> Exercise details: Can you express the records starting at the line containing "Patent image size: (899, 421)." and ending at the line containing "The second spring 128b is at (530, 167)." as a JSON list of strings, one string per line, with blank lines left out and nothing else included?

Stored records
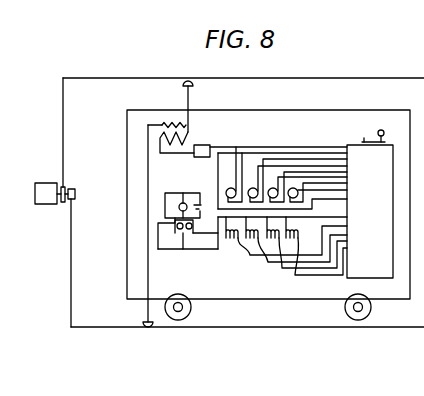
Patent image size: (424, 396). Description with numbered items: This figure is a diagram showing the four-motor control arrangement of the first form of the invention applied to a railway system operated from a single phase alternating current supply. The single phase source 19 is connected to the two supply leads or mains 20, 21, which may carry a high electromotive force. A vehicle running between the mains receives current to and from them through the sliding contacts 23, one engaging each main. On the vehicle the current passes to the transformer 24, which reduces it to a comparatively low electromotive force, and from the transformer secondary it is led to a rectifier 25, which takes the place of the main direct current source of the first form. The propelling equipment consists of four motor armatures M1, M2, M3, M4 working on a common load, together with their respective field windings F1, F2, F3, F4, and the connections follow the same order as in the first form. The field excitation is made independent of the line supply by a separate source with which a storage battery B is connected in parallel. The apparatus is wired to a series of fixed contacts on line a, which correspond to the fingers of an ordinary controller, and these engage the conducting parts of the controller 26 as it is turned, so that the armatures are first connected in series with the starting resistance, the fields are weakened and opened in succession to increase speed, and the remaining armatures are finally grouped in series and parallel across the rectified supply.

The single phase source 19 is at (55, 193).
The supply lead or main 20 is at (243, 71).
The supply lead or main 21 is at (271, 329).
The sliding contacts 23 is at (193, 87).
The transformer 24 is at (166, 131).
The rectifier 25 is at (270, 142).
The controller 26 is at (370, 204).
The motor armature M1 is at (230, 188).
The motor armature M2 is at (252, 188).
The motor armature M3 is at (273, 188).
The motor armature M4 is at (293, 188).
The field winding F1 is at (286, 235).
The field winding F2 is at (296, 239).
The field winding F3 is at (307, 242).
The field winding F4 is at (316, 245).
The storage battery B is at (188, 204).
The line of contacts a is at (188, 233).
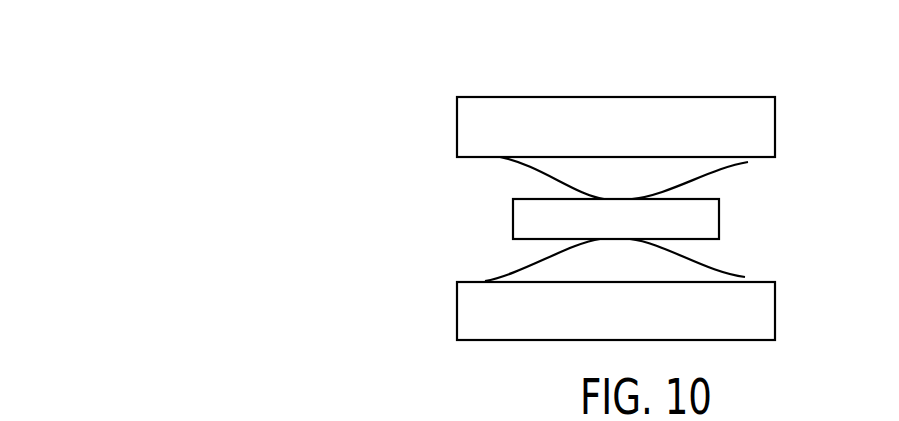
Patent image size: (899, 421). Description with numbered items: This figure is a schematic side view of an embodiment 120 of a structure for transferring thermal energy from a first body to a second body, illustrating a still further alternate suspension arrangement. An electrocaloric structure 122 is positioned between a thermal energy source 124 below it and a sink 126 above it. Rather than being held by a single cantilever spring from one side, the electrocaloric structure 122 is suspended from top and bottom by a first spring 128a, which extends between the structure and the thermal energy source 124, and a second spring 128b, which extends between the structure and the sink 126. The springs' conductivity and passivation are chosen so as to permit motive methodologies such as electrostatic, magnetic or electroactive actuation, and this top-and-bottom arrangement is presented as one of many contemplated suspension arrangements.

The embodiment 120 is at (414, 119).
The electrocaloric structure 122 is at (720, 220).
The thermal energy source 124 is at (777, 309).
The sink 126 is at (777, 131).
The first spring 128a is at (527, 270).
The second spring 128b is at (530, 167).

* * *

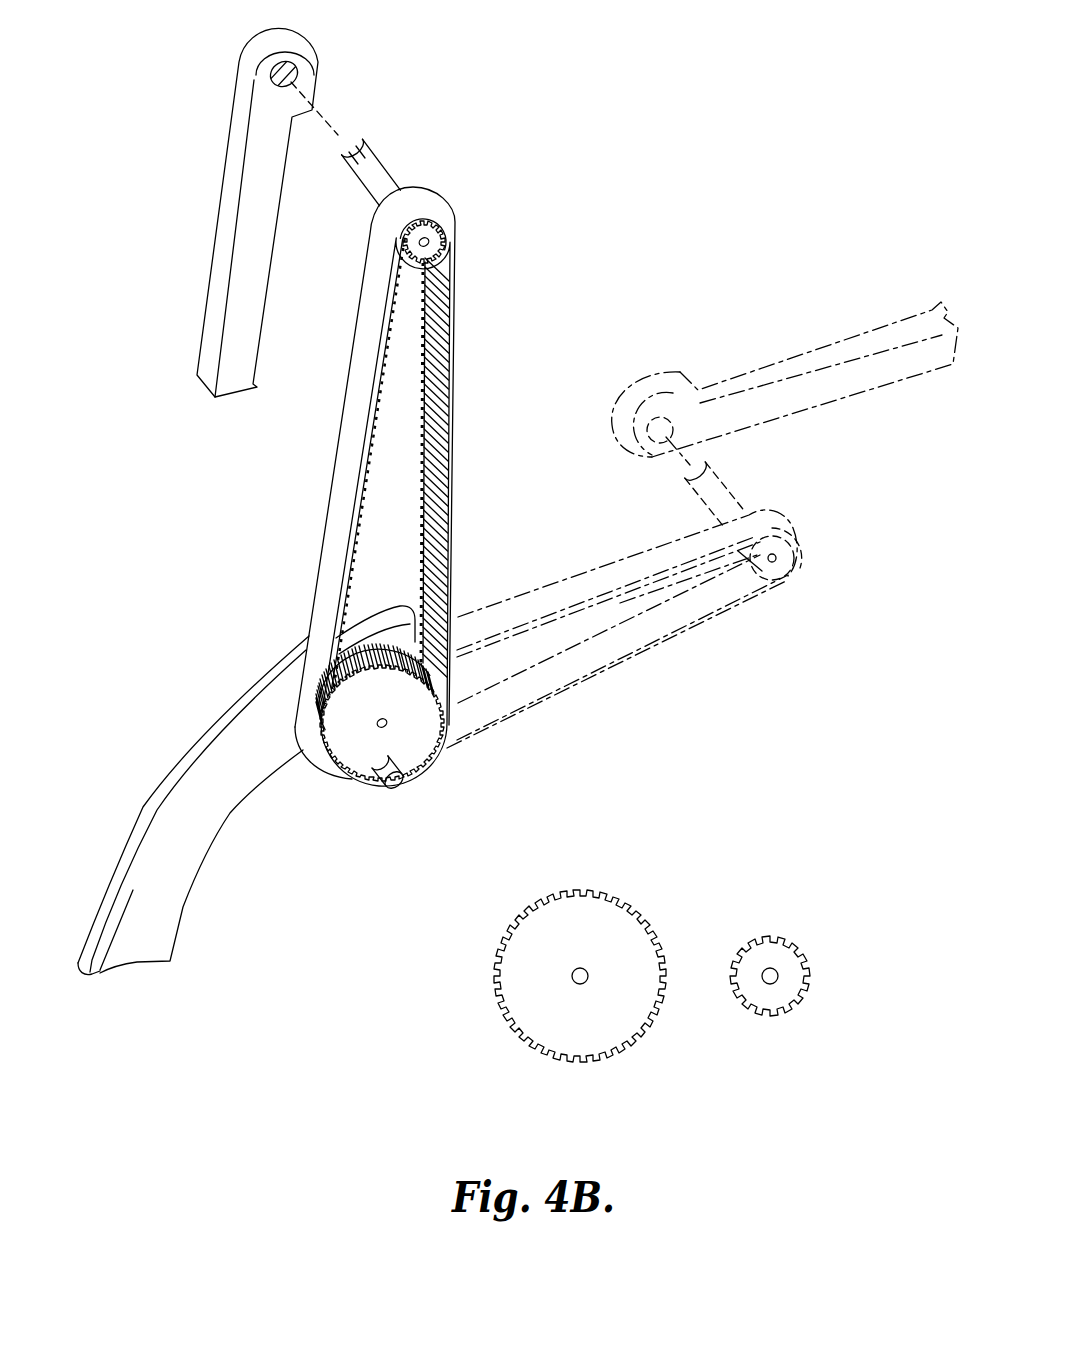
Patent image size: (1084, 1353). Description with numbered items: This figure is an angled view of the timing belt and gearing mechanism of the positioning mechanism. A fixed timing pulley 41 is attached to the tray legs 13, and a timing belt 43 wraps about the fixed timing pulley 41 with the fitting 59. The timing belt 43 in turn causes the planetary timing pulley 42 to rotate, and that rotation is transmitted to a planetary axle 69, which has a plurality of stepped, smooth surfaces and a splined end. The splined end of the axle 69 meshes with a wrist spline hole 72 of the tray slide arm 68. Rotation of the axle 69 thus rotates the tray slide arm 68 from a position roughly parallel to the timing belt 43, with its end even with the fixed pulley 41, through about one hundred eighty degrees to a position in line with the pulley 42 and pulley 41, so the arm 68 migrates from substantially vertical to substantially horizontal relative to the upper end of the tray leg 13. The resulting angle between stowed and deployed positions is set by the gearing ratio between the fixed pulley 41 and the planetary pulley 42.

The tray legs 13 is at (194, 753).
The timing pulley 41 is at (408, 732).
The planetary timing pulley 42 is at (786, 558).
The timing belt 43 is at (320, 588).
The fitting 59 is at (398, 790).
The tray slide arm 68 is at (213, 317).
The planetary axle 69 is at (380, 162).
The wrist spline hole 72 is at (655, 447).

> Task solution:
[
  "Patent image size: (899, 421). Description with numbered items: This figure is a schematic side view of an embodiment 120 of a structure for transferring thermal energy from a first body to a second body, illustrating a still further alternate suspension arrangement. An electrocaloric structure 122 is positioned between a thermal energy source 124 below it and a sink 126 above it. Rather than being held by a single cantilever spring from one side, the electrocaloric structure 122 is suspended from top and bottom by a first spring 128a, which extends between the structure and the thermal energy source 124, and a second spring 128b, which extends between the structure and the sink 126. The springs' conductivity and passivation are chosen so as to permit motive methodologies such as electrostatic, magnetic or electroactive actuation, and this top-and-bottom arrangement is presented as one of many contemplated suspension arrangements.",
  "The embodiment 120 is at (414, 119).",
  "The electrocaloric structure 122 is at (720, 220).",
  "The thermal energy source 124 is at (777, 309).",
  "The sink 126 is at (777, 131).",
  "The first spring 128a is at (527, 270).",
  "The second spring 128b is at (530, 167)."
]